▶ TEXTE DE LA PAGE:
-- -- --

            L’Assemblée Nationale a adopté le 8 octobre 2020 une Proposition de Loi destinée à renforcer le droit à l’IVG qui comporte un allongement du délai légal de 14 à 16 semaines d’aménorrhée (SA). 
            Or, à 14 SA une aspiration du contenu utérin est encore possible. A 16 SA, il est nécessaire de dilater davantage le col utérin au risque de créer des lésions définitives, pouvant être responsables d’accouchements prématurés ultérieurs dont la fréquence n’a pas été correctement mesurée. Les gestes nécessaires au-delà de14 SA peuvent donc être source de complications pour les femmes et leur pénibilité pourrait entraîner une désaffection des professionnels de santé qui les réalisent aujourd’hui (à l’instar de ce qui s’était produit lors du précédent allongement de 12 à 14 semaines d’aménorrhée en 2001 et 20% des praticiens de l’IVG ne pratiquent toujours pas les IVG au-delà de 12 semaines d’aménorrhée).

-- -- --

▶ LIGNES FOURNIES:

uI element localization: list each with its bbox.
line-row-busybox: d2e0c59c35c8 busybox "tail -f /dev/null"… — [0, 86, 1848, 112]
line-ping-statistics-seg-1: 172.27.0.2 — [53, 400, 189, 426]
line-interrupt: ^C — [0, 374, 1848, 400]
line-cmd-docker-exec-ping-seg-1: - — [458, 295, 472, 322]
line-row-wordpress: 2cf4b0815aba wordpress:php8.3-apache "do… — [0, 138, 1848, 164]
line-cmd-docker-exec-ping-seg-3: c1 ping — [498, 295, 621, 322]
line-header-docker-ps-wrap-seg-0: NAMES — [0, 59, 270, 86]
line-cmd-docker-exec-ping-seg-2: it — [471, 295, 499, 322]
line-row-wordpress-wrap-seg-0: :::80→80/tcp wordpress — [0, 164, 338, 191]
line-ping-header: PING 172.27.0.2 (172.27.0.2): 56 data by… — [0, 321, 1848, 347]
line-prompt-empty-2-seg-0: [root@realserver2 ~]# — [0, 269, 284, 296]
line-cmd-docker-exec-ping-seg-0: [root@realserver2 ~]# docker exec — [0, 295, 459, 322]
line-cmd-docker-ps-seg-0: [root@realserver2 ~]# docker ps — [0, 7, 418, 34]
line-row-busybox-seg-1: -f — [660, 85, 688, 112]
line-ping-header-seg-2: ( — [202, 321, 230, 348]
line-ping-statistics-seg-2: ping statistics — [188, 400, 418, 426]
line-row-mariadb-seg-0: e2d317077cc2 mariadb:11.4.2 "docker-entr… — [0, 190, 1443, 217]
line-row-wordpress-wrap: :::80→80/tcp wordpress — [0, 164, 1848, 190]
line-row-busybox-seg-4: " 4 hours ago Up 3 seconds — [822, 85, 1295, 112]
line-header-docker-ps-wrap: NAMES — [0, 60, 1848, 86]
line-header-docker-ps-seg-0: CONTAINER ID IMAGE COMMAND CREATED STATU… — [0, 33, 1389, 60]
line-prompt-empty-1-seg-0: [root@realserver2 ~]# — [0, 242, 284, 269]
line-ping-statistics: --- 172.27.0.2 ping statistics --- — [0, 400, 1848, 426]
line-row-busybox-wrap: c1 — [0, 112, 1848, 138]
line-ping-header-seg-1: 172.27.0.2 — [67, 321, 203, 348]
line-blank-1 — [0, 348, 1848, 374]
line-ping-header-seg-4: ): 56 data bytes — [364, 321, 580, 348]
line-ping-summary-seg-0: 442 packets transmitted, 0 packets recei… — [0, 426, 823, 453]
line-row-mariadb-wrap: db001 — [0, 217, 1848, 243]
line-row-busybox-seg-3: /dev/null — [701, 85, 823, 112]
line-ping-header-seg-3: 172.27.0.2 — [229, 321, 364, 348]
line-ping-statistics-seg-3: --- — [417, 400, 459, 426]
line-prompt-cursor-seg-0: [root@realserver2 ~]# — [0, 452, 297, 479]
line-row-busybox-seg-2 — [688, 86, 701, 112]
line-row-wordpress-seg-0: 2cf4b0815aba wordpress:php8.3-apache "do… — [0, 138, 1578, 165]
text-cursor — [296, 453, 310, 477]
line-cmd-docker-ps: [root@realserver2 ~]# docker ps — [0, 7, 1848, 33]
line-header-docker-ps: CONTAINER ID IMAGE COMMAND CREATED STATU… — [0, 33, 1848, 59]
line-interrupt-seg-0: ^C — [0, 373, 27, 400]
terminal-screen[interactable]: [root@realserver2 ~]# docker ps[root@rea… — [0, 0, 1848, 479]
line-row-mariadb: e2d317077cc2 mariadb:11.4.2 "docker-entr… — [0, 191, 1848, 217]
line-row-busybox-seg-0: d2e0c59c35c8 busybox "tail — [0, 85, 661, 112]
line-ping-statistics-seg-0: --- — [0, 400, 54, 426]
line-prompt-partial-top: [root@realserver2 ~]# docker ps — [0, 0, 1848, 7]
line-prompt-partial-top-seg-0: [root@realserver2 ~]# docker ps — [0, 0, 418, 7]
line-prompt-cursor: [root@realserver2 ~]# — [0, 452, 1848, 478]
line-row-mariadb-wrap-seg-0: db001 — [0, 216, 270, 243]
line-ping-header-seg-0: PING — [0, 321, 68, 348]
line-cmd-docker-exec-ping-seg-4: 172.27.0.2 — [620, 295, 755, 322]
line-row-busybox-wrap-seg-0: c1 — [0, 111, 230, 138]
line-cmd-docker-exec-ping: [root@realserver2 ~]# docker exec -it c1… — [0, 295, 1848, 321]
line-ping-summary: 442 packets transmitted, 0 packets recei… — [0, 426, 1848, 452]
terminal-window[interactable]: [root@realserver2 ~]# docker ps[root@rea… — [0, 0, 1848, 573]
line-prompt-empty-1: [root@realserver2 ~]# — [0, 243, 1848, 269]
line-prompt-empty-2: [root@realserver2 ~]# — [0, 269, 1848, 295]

-- -- --

▶ TRAVAIL DEMANDÉ:
Poursuivez le texte sur l'allongement du délai légal de l'IVG à la suite de sa dernière phrase. Les lignes n'ont aucun rôle dans ce travail.

▶ ZONE DE RÉPONSE:
            Un sondage réalisé en novembre 2020 auprès des gynécologues qui réalisent eux-mêmes des IVG (783 réponses) montre que 72% d’entre eux sont défavorables à l’allongement du délai (20% sont favorables), et que 50% déclarent que si cet allongement prend force de loi, ils ne pratiqueront pas ces IVG tardives. 87% des nos collègues signalent que s’ils avaient des moyens suffisants, ils seraient prêts à recevoir les femmes en moins de 5 jours, ce qui, pour 60% d’entre eux réduirait correctement le dépassement de délai. 44% des Gynécologues interrogés signalent un manque de moyen dans ce domaine.
            Le vrai droit des femmes serait donc que l’on s’occupe de leur demande quand elle est formulée plutôt que de les faire « lanterner » plus que de raison et de les amener à un geste plus lourd puisque plus tardif.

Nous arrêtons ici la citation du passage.